== Material provided ==
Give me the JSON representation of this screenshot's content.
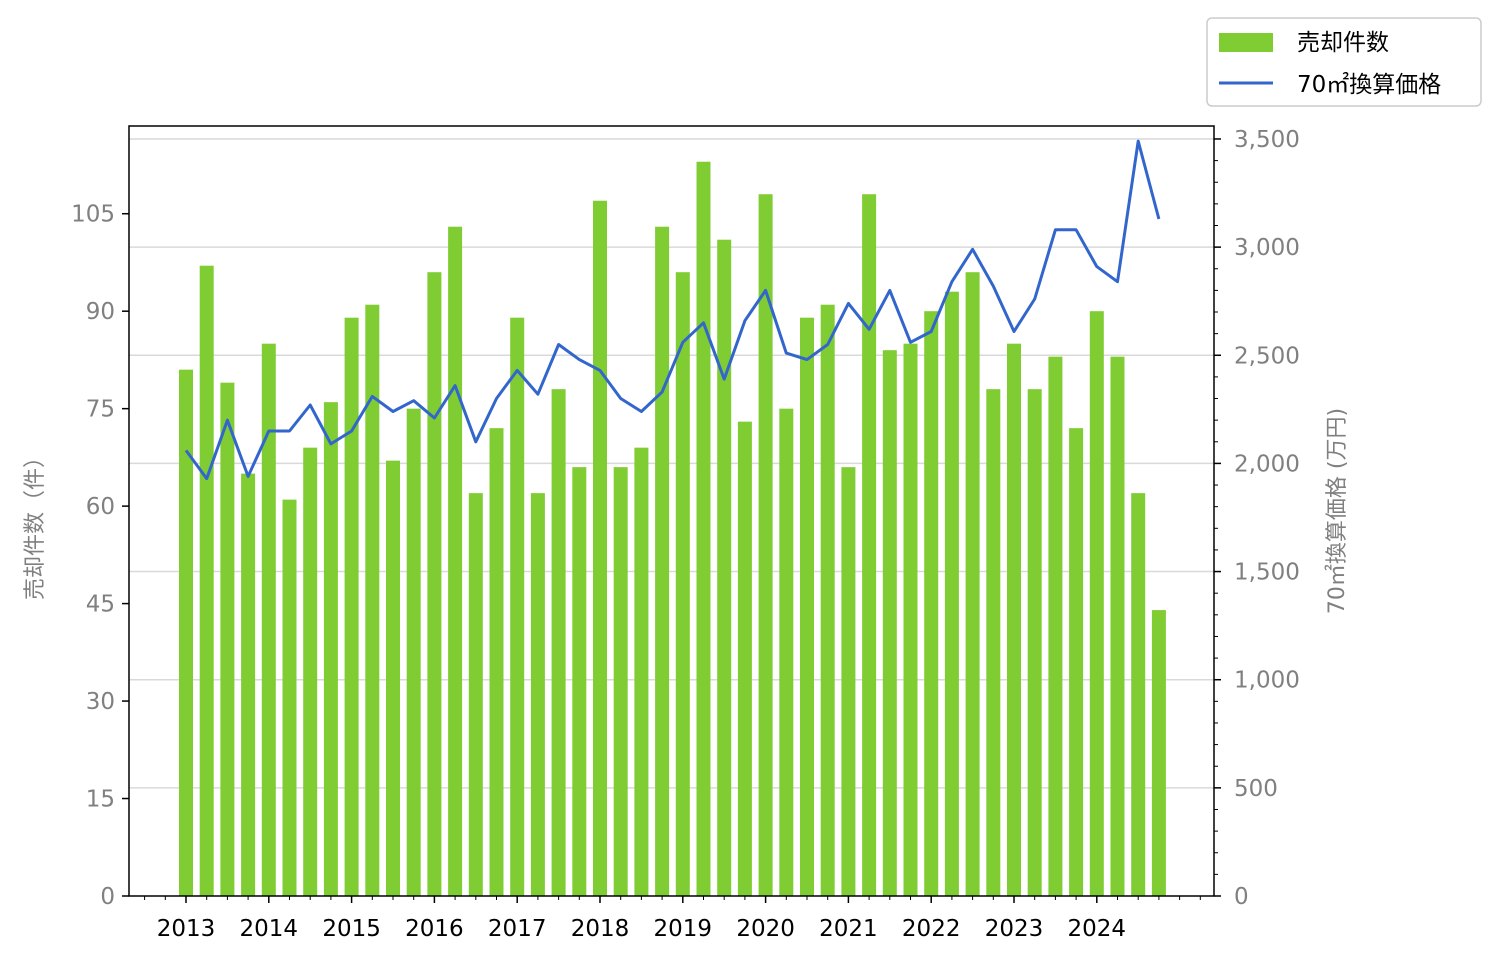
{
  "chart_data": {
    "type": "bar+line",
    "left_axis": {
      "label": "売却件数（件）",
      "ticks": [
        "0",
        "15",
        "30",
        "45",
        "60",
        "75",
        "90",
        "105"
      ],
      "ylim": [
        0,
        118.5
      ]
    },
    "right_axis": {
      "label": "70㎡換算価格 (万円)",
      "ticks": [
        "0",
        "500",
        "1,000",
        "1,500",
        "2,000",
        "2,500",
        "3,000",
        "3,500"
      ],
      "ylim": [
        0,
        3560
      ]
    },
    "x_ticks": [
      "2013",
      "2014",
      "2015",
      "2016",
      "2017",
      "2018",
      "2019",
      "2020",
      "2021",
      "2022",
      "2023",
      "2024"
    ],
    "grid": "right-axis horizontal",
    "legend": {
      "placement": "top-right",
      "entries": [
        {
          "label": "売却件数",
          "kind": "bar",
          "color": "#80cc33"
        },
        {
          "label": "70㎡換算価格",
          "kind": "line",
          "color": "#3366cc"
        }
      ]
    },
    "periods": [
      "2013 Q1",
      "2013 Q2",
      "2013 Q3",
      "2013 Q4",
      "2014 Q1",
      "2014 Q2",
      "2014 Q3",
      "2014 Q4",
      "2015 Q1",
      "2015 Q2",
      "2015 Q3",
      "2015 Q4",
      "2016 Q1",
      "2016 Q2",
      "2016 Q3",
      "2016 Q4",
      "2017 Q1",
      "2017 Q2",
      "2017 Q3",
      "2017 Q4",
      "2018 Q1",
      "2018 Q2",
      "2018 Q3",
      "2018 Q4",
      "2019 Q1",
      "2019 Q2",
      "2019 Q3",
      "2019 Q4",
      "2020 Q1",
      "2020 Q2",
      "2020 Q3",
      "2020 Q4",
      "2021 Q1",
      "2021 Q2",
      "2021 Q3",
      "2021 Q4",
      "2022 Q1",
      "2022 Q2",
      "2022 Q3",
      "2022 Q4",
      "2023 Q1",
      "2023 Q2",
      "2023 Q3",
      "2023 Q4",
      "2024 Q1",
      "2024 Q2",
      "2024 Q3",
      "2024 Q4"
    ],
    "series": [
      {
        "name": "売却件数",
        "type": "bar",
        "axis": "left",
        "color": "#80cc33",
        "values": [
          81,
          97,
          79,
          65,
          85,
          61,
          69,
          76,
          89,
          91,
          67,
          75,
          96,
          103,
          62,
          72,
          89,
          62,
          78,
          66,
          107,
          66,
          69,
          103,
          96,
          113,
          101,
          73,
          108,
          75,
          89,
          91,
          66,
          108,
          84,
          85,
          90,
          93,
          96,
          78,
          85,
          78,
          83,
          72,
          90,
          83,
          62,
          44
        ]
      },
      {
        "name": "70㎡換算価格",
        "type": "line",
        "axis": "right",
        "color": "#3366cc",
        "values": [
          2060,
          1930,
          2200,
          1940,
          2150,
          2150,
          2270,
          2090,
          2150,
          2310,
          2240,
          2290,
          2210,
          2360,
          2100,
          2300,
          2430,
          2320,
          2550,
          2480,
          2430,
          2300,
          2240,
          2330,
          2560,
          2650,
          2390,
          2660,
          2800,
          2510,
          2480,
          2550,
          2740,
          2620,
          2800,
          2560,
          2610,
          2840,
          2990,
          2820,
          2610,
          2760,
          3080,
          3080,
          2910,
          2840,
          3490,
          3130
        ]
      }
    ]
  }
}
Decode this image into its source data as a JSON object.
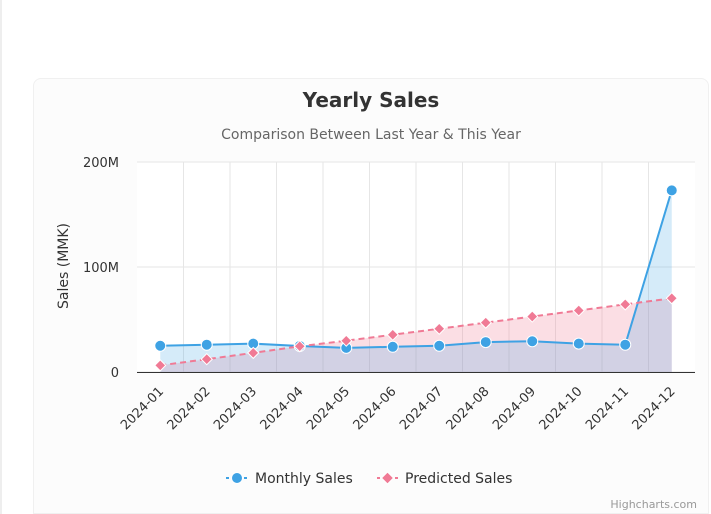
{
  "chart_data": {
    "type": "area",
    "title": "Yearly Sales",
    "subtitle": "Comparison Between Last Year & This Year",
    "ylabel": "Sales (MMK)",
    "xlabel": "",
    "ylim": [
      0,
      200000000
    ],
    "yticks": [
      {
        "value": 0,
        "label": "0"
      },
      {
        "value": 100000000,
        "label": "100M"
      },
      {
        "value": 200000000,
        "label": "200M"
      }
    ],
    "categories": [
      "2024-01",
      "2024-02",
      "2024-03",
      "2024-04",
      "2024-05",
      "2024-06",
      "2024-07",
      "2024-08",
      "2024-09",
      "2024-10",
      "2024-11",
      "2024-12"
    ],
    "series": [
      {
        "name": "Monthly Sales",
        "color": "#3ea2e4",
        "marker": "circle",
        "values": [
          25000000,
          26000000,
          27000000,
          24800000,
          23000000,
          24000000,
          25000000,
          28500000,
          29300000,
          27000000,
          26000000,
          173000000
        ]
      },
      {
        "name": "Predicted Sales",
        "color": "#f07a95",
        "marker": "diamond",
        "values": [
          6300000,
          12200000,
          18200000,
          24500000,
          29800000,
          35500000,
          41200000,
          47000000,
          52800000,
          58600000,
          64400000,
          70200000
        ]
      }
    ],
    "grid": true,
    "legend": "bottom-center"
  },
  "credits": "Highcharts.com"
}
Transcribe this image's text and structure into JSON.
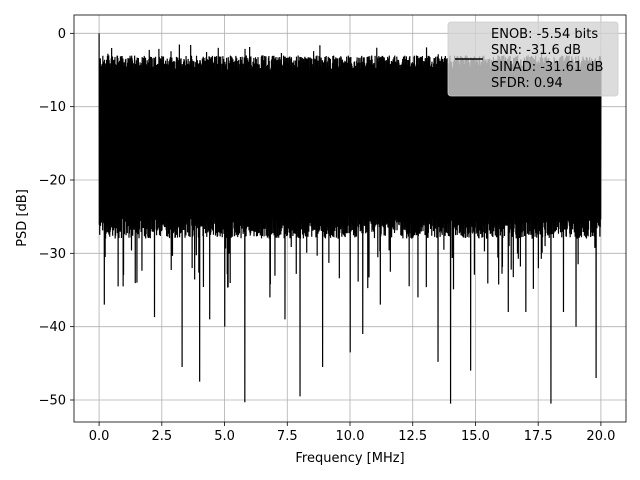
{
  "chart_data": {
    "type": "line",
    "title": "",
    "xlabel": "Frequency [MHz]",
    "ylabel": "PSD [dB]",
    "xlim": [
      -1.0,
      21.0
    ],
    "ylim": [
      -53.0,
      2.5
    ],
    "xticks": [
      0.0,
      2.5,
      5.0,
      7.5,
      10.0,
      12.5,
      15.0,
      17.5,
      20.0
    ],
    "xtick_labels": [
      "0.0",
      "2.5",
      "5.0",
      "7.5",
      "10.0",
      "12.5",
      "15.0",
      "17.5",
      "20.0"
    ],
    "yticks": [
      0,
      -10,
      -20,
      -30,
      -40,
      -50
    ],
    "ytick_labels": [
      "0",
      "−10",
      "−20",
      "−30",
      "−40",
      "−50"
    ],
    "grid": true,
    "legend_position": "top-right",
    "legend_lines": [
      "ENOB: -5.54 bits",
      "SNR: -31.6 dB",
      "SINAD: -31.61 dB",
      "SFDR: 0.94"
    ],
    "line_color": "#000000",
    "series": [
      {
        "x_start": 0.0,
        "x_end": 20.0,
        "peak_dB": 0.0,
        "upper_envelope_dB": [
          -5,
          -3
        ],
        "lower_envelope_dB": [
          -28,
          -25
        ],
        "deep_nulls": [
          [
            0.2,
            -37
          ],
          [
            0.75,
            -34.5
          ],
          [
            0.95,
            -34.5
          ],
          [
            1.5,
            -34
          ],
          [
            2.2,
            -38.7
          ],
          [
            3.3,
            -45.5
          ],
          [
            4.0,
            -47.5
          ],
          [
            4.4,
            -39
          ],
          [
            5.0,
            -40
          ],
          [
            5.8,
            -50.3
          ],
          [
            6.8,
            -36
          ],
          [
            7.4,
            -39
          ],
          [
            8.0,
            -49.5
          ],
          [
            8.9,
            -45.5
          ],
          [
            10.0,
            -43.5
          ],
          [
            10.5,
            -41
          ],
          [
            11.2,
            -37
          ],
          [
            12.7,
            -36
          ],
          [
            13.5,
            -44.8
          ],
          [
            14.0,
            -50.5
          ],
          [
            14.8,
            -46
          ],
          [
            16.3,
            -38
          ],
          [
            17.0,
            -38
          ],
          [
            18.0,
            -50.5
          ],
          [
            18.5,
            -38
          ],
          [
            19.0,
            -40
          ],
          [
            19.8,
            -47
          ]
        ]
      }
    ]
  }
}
===
**Directive**
In the listing above, find the lines holding the word "Sales" and copy them.

**Written response**
    "title": "Yearly Sales",
    "ylabel": "Sales (MMK)",
        "name": "Monthly Sales",
        "name": "Predicted Sales",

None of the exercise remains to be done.